--- Written exercise ---
Give the material once more, word for word, without any images.

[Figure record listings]
»»
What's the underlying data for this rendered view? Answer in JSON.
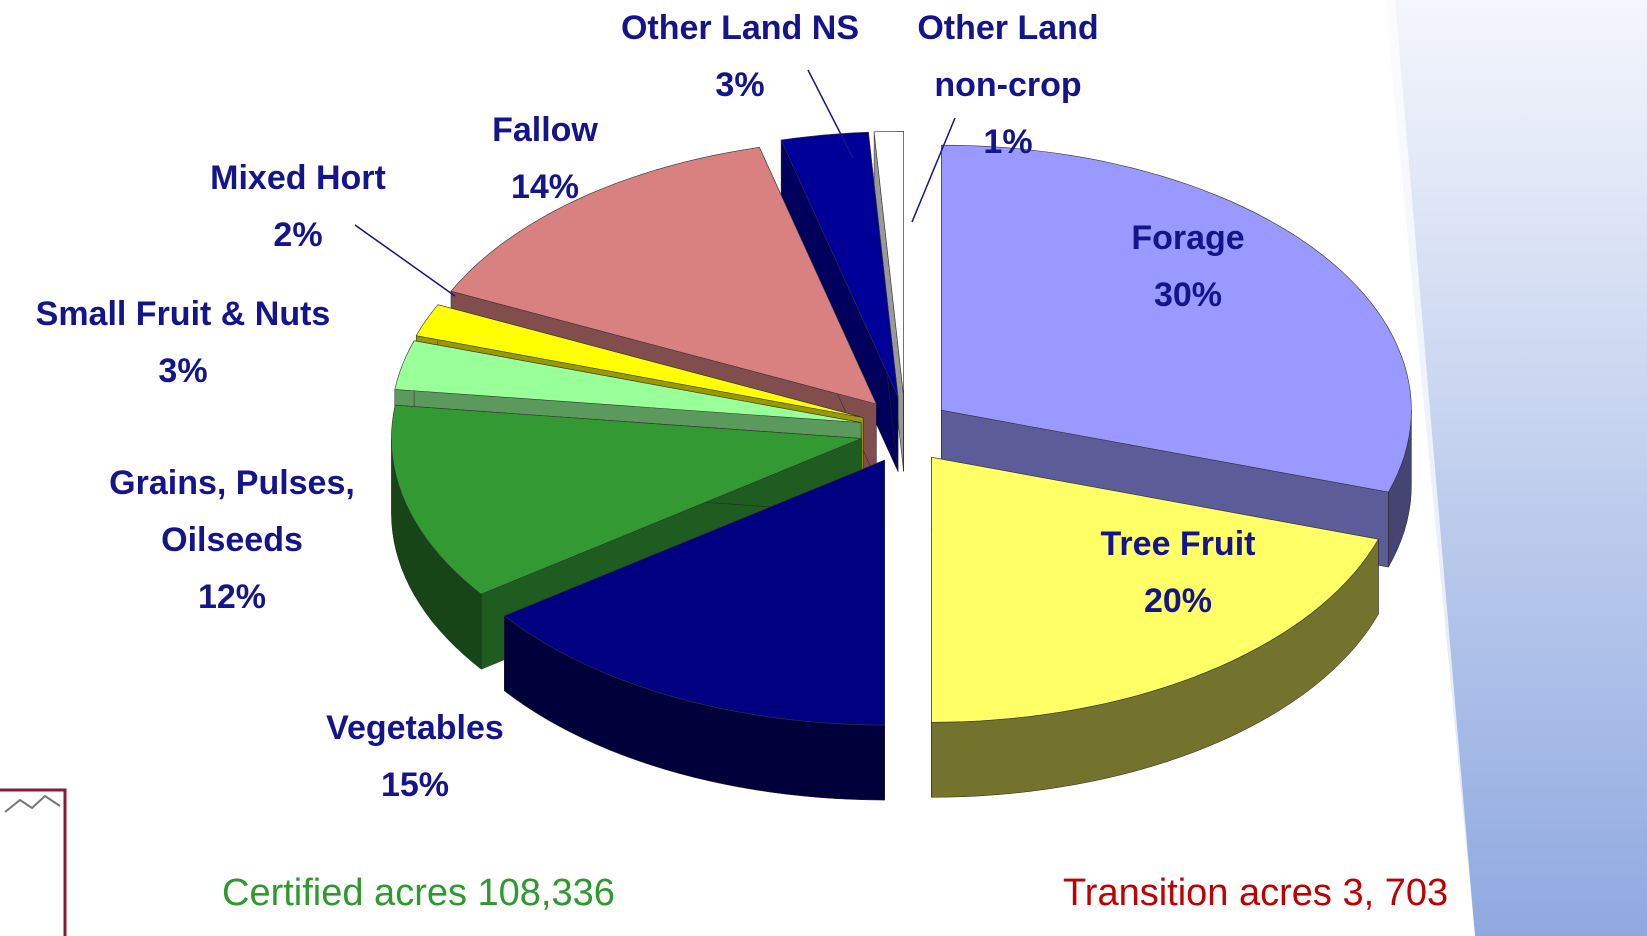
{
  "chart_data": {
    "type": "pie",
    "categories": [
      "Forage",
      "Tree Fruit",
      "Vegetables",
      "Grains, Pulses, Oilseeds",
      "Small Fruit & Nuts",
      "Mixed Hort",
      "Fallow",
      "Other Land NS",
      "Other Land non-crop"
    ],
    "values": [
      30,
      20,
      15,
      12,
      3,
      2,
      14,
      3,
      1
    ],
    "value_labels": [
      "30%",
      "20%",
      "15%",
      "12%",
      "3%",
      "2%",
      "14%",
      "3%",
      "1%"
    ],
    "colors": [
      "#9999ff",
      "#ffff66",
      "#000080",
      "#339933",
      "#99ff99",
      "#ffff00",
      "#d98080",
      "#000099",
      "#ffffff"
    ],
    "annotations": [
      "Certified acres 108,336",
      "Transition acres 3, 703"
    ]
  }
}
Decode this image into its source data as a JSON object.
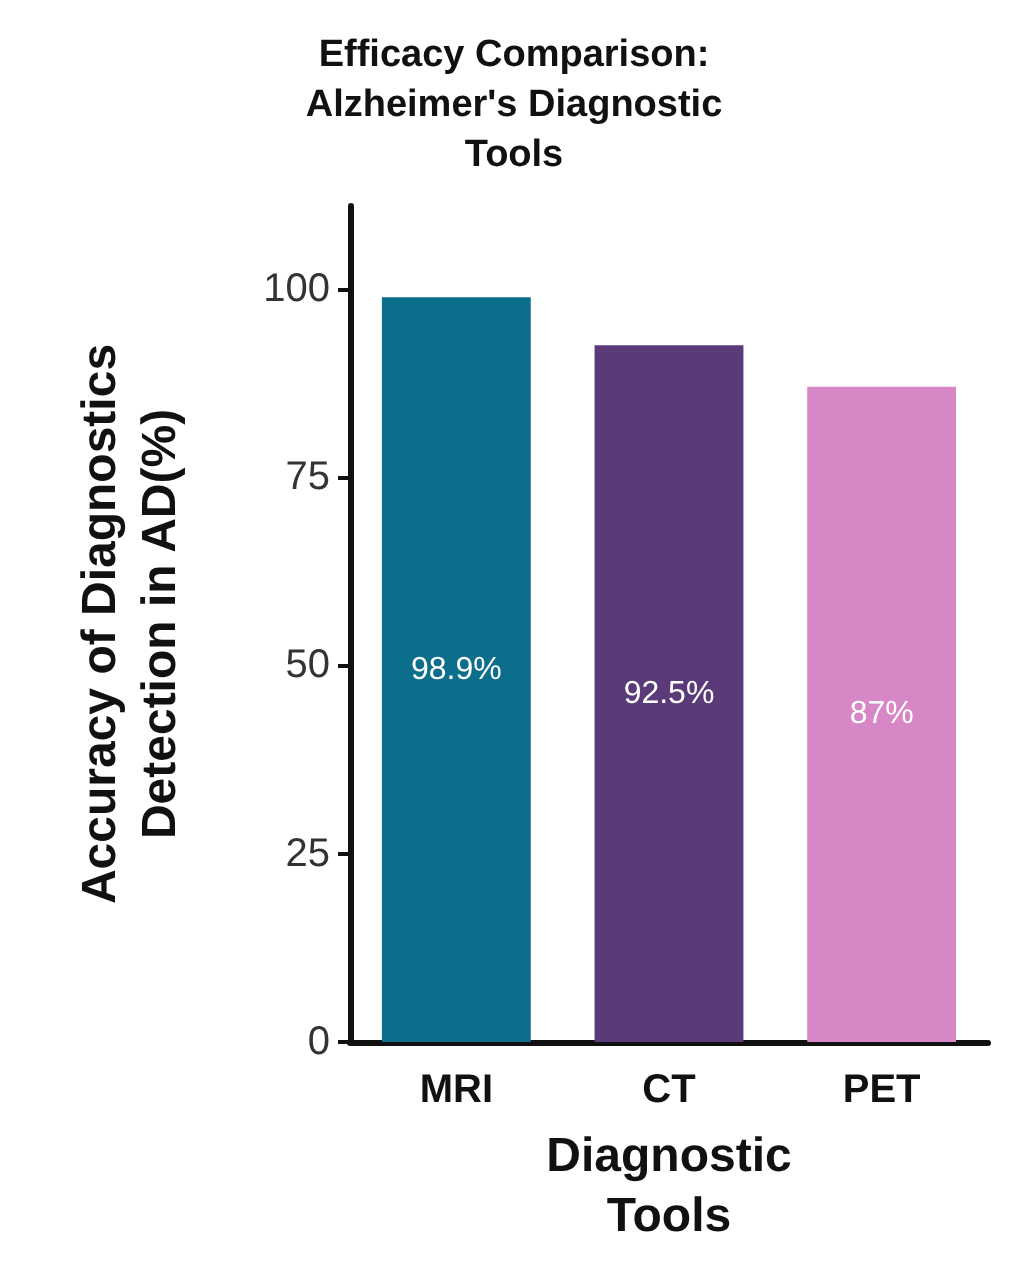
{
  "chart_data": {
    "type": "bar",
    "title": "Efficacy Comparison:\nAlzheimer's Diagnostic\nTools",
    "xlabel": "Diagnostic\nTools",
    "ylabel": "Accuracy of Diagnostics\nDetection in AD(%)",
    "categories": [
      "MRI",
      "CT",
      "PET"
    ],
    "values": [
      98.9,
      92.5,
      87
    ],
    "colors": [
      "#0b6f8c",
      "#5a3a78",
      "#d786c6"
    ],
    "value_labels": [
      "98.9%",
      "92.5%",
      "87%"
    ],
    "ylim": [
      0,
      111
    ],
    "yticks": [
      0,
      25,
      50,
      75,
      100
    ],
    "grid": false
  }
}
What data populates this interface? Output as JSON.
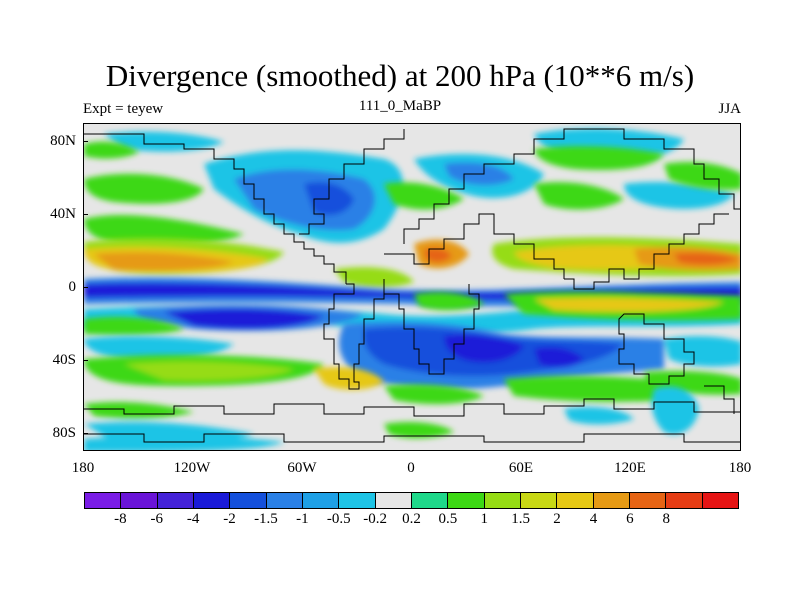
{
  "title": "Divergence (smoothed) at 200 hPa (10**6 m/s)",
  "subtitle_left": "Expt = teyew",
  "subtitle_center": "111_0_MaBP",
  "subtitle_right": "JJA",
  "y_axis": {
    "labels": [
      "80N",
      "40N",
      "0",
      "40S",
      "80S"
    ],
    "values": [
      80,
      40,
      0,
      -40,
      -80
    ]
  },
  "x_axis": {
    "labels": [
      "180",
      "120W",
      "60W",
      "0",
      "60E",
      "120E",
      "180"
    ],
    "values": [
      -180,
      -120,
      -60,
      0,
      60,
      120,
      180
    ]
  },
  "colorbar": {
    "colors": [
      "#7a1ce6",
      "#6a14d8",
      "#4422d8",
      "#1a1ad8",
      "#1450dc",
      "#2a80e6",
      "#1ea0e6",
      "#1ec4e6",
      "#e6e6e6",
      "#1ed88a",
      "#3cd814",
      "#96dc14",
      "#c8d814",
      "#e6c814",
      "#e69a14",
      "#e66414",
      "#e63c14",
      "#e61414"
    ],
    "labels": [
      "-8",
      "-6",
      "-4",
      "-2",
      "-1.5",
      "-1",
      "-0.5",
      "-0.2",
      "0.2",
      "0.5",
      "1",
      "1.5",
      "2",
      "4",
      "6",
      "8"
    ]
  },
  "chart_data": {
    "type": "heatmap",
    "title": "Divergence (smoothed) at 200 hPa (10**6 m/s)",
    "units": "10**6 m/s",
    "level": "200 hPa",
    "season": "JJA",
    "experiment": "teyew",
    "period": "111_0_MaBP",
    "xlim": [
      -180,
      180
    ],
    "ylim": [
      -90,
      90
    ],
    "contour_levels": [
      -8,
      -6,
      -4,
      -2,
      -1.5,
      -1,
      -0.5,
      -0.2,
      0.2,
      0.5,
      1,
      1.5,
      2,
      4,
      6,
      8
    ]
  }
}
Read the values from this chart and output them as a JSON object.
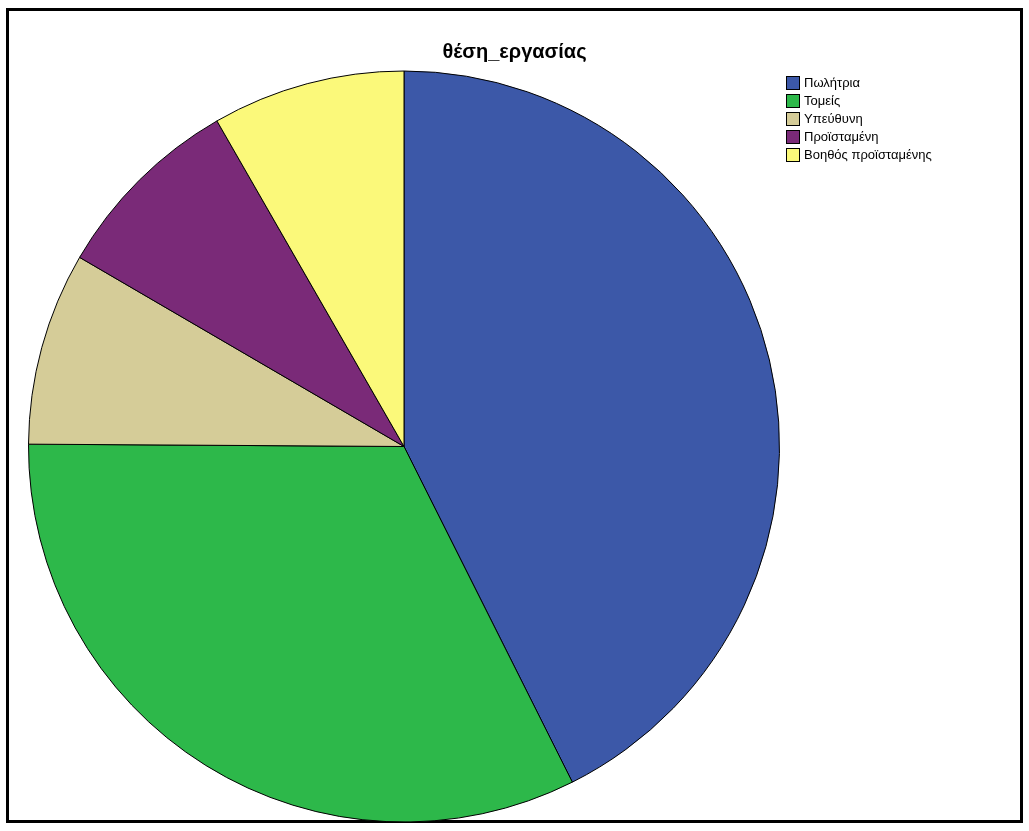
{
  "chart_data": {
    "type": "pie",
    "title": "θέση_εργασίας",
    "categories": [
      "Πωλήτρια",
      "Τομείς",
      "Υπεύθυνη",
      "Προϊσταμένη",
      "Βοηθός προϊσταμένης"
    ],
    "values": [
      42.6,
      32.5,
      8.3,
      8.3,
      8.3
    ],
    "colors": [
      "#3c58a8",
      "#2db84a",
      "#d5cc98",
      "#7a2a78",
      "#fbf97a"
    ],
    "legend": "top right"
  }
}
««
--- Exercise output ---
What's the underlying data for this rendered view? Answer in JSON.
{
  "chart_data": {
    "type": "pie",
    "categories": [
      "Forage",
      "Tree Fruit",
      "Vegetables",
      "Grains, Pulses, Oilseeds",
      "Small Fruit & Nuts",
      "Mixed Hort",
      "Fallow",
      "Other Land NS",
      "Other Land non-crop"
    ],
    "values": [
      30,
      20,
      15,
      12,
      3,
      2,
      14,
      3,
      1
    ],
    "value_labels": [
      "30%",
      "20%",
      "15%",
      "12%",
      "3%",
      "2%",
      "14%",
      "3%",
      "1%"
    ],
    "colors": [
      "#9999ff",
      "#ffff66",
      "#000080",
      "#339933",
      "#99ff99",
      "#ffff00",
      "#d98080",
      "#000099",
      "#ffffff"
    ],
    "annotations": [
      "Certified acres 108,336",
      "Transition acres 3, 703"
    ]
  }
}
Decode this image into its source data as a JSON object.
{
  "chart_data": {
    "type": "bar",
    "title": "Efficacy Comparison:\nAlzheimer's Diagnostic\nTools",
    "xlabel": "Diagnostic\nTools",
    "ylabel": "Accuracy of Diagnostics\nDetection in AD(%)",
    "categories": [
      "MRI",
      "CT",
      "PET"
    ],
    "values": [
      98.9,
      92.5,
      87
    ],
    "colors": [
      "#0b6f8c",
      "#5a3a78",
      "#d786c6"
    ],
    "value_labels": [
      "98.9%",
      "92.5%",
      "87%"
    ],
    "ylim": [
      0,
      111
    ],
    "yticks": [
      0,
      25,
      50,
      75,
      100
    ],
    "grid": false
  }
}
What data populates this interface? Output as JSON.
{
  "title": "Divergence (smoothed) at 200 hPa (10**6 m/s)",
  "subtitle_left": "Expt = teyew",
  "subtitle_center": "111_0_MaBP",
  "subtitle_right": "JJA",
  "y_axis": {
    "labels": [
      "80N",
      "40N",
      "0",
      "40S",
      "80S"
    ],
    "values": [
      80,
      40,
      0,
      -40,
      -80
    ]
  },
  "x_axis": {
    "labels": [
      "180",
      "120W",
      "60W",
      "0",
      "60E",
      "120E",
      "180"
    ],
    "values": [
      -180,
      -120,
      -60,
      0,
      60,
      120,
      180
    ]
  },
  "colorbar": {
    "colors": [
      "#7a1ce6",
      "#6a14d8",
      "#4422d8",
      "#1a1ad8",
      "#1450dc",
      "#2a80e6",
      "#1ea0e6",
      "#1ec4e6",
      "#e6e6e6",
      "#1ed88a",
      "#3cd814",
      "#96dc14",
      "#c8d814",
      "#e6c814",
      "#e69a14",
      "#e66414",
      "#e63c14",
      "#e61414"
    ],
    "labels": [
      "-8",
      "-6",
      "-4",
      "-2",
      "-1.5",
      "-1",
      "-0.5",
      "-0.2",
      "0.2",
      "0.5",
      "1",
      "1.5",
      "2",
      "4",
      "6",
      "8"
    ]
  },
  "chart_data": {
    "type": "heatmap",
    "title": "Divergence (smoothed) at 200 hPa (10**6 m/s)",
    "units": "10**6 m/s",
    "level": "200 hPa",
    "season": "JJA",
    "experiment": "teyew",
    "period": "111_0_MaBP",
    "xlim": [
      -180,
      180
    ],
    "ylim": [
      -90,
      90
    ],
    "contour_levels": [
      -8,
      -6,
      -4,
      -2,
      -1.5,
      -1,
      -0.5,
      -0.2,
      0.2,
      0.5,
      1,
      1.5,
      2,
      4,
      6,
      8
    ]
  }
}
Read the values from this chart and output them as a JSON object.
{
  "chart_data": {
    "type": "pie",
    "title": "θέση_εργασίας",
    "categories": [
      "Πωλήτρια",
      "Τομείς",
      "Υπεύθυνη",
      "Προϊσταμένη",
      "Βοηθός προϊσταμένης"
    ],
    "values": [
      42.6,
      32.5,
      8.3,
      8.3,
      8.3
    ],
    "colors": [
      "#3c58a8",
      "#2db84a",
      "#d5cc98",
      "#7a2a78",
      "#fbf97a"
    ],
    "legend": "top right"
  }
}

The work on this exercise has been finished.